Recast the material below as a Markdown table with the columns Row and Content, beginning at the line containing "UI element localization: list" and ending at the line containing "table-row: ไขมัน 8.96", both included. Number each line in Row, skip blank lines, and leave the pictures out.

** Input rows **

———

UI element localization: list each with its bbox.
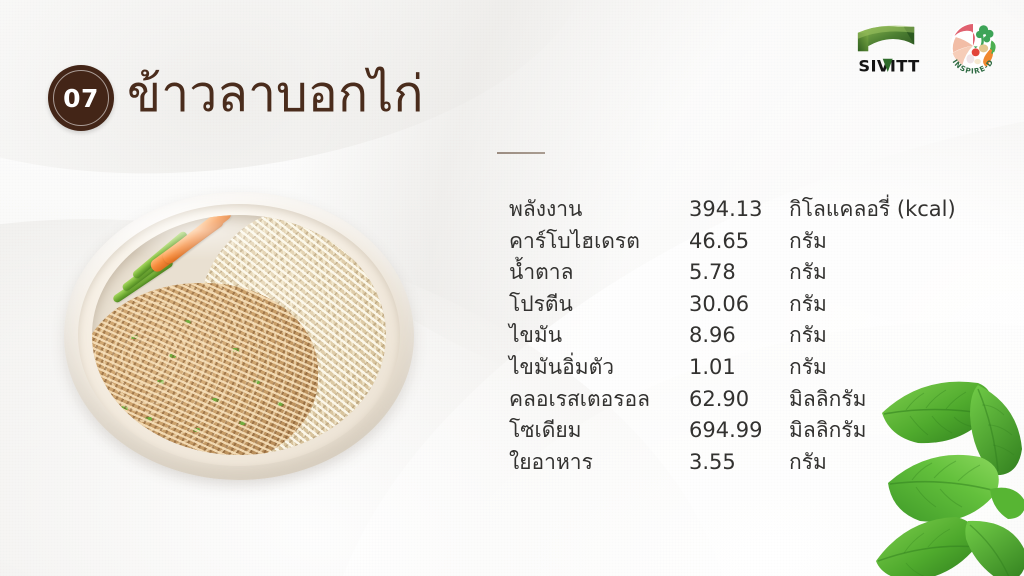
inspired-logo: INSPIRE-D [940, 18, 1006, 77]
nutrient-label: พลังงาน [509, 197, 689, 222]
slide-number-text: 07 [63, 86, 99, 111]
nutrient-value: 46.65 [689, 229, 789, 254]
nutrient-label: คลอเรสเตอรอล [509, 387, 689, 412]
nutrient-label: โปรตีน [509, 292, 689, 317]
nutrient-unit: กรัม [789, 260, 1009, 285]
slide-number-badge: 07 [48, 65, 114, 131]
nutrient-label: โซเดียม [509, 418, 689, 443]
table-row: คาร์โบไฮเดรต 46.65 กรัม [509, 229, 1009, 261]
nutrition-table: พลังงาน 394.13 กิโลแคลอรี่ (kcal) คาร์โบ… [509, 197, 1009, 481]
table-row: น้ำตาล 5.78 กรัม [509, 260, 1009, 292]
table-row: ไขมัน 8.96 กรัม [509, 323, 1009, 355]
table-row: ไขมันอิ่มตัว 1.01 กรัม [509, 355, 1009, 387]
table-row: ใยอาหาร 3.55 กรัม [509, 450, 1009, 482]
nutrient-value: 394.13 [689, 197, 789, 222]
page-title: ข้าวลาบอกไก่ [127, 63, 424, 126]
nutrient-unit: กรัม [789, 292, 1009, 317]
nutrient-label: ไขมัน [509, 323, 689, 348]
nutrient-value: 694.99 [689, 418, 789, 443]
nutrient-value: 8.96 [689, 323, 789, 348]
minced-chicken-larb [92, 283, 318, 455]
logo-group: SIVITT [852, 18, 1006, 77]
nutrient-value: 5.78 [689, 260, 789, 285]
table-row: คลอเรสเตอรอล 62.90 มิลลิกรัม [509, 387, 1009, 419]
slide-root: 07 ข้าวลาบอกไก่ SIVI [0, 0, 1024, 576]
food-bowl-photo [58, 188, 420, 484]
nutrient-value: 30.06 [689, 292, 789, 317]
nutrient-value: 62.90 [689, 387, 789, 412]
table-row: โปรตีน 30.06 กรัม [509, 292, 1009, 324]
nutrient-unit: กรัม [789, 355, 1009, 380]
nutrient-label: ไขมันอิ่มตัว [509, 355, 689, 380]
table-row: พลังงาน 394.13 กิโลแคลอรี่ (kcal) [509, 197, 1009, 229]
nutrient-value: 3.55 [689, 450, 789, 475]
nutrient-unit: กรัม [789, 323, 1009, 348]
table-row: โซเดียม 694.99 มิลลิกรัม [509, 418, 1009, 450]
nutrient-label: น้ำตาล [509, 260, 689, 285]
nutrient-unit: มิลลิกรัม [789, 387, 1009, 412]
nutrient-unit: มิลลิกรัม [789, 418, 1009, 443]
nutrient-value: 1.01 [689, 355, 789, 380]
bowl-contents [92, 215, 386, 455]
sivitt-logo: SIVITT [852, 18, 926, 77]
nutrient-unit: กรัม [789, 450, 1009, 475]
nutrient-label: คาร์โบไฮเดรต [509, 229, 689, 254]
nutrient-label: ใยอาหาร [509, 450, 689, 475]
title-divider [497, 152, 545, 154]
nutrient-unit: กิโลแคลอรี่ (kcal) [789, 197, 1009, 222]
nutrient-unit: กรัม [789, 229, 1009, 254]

———

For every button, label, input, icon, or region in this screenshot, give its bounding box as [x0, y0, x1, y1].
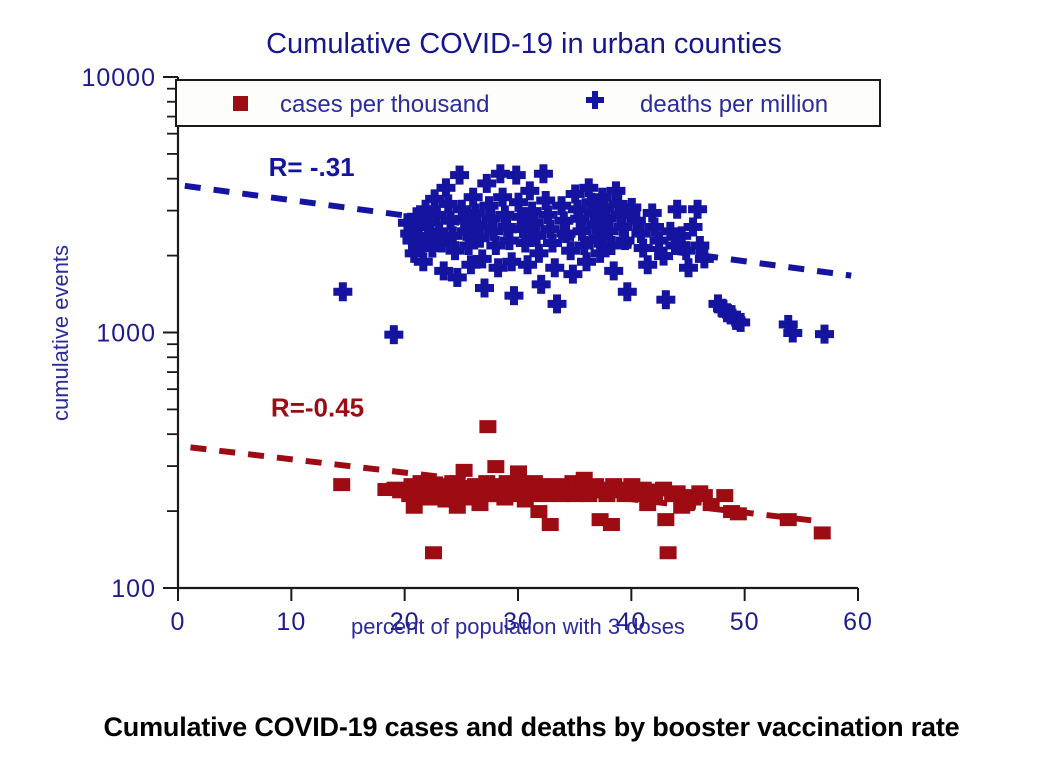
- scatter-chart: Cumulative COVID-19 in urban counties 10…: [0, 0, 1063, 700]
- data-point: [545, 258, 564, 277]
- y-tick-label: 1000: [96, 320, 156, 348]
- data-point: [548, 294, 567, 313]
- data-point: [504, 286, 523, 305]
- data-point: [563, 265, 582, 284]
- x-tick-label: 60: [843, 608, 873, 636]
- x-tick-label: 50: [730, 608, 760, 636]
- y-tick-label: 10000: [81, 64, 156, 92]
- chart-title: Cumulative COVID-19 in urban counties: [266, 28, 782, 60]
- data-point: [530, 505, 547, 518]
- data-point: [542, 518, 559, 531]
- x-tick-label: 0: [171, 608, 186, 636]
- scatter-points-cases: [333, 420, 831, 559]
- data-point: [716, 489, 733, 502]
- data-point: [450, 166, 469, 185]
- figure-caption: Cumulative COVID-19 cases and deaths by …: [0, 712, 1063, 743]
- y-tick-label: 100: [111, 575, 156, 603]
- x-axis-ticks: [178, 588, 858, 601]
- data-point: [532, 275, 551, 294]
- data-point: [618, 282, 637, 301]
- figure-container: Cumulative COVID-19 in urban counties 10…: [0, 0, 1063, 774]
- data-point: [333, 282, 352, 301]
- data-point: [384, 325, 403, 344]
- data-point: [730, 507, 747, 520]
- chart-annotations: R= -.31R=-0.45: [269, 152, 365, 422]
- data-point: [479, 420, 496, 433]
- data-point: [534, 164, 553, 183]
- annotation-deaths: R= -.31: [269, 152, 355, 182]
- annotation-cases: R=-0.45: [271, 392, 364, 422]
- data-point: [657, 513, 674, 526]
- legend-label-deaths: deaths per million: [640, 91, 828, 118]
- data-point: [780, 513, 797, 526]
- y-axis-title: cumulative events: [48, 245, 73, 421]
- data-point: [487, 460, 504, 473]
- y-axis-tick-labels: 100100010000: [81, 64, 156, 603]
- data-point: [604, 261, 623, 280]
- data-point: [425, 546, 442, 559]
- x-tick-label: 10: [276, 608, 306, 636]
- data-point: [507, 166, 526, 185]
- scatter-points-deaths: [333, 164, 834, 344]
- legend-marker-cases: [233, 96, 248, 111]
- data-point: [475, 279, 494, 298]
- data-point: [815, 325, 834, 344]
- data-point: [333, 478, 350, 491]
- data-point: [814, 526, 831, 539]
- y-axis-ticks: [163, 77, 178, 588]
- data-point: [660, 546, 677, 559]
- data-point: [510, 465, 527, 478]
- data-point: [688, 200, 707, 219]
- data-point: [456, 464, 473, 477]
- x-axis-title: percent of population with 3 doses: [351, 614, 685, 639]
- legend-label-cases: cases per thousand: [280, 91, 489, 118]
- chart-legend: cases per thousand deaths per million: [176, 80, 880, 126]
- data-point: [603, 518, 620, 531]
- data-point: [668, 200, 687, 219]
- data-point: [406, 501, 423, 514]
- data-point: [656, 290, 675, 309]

———

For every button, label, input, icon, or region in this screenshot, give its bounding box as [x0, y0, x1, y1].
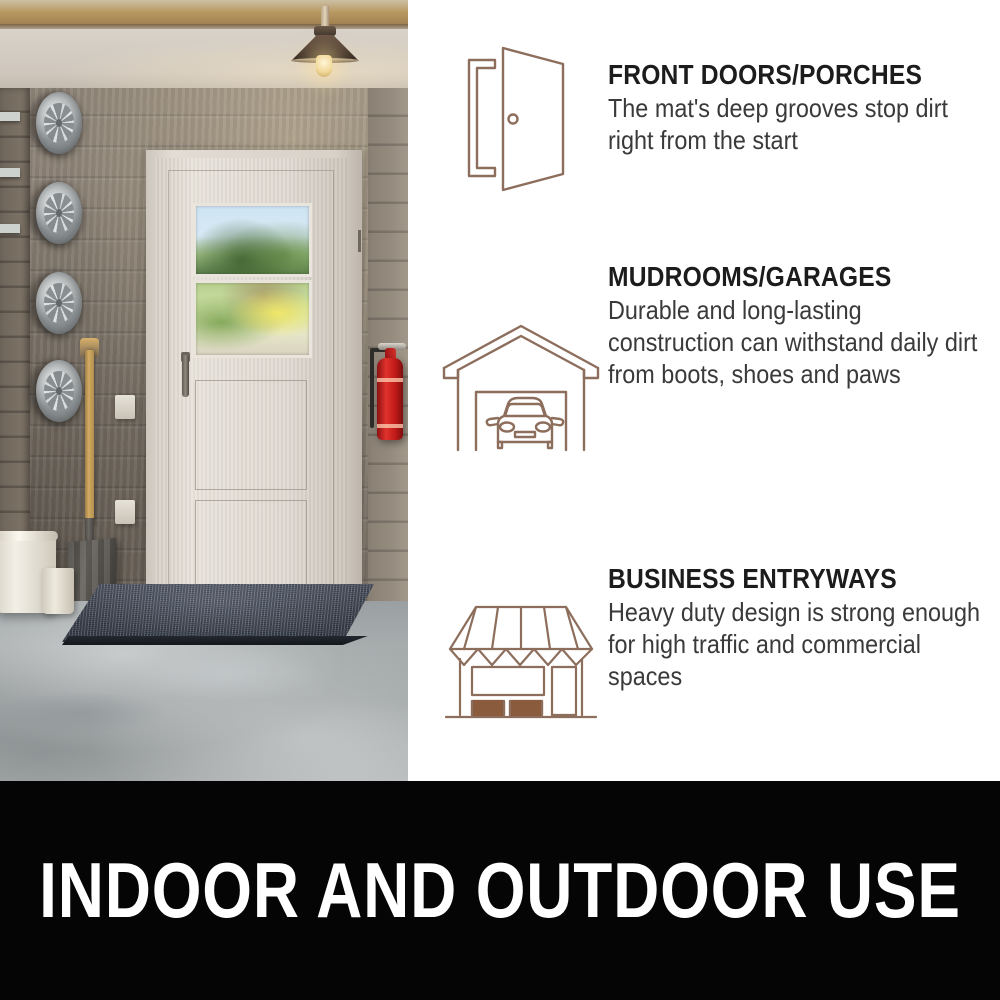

———

** The completed task **
| Row | Content |
|---|---|
| 1 | UI element localization: list each with its bbox. |
| 2 | inspired-logo: INSPIRE-D [940, 18, 1006, 77] |
| 3 | nutrient-label: พลังงาน [509, 197, 689, 222] |
| 4 | slide-number-text: 07 [63, 86, 99, 111] |
| 5 | nutrient-value: 46.65 [689, 229, 789, 254] |
| 6 | nutrient-label: คลอเรสเตอรอล [509, 387, 689, 412] |
| 7 | nutrient-label: โปรตีน [509, 292, 689, 317] |
| 8 | nutrient-unit: กรัม [789, 260, 1009, 285] |
| 9 | slide-number-badge: 07 [48, 65, 114, 131] |
| 10 | nutrient-label: โซเดียม [509, 418, 689, 443] |
| 11 | table-row: คาร์โบไฮเดรต 46.65 กรัม [509, 229, 1009, 261] |
| 12 | nutrition-table: พลังงาน 394.13 กิโลแคลอรี่ (kcal) คาร์โบ… [509, 197, 1009, 481] |
| 13 | table-row: น้ำตาล 5.78 กรัม [509, 260, 1009, 292] |
| 14 | table-row: ไขมัน 8.96 กรัม [509, 323, 1009, 355] |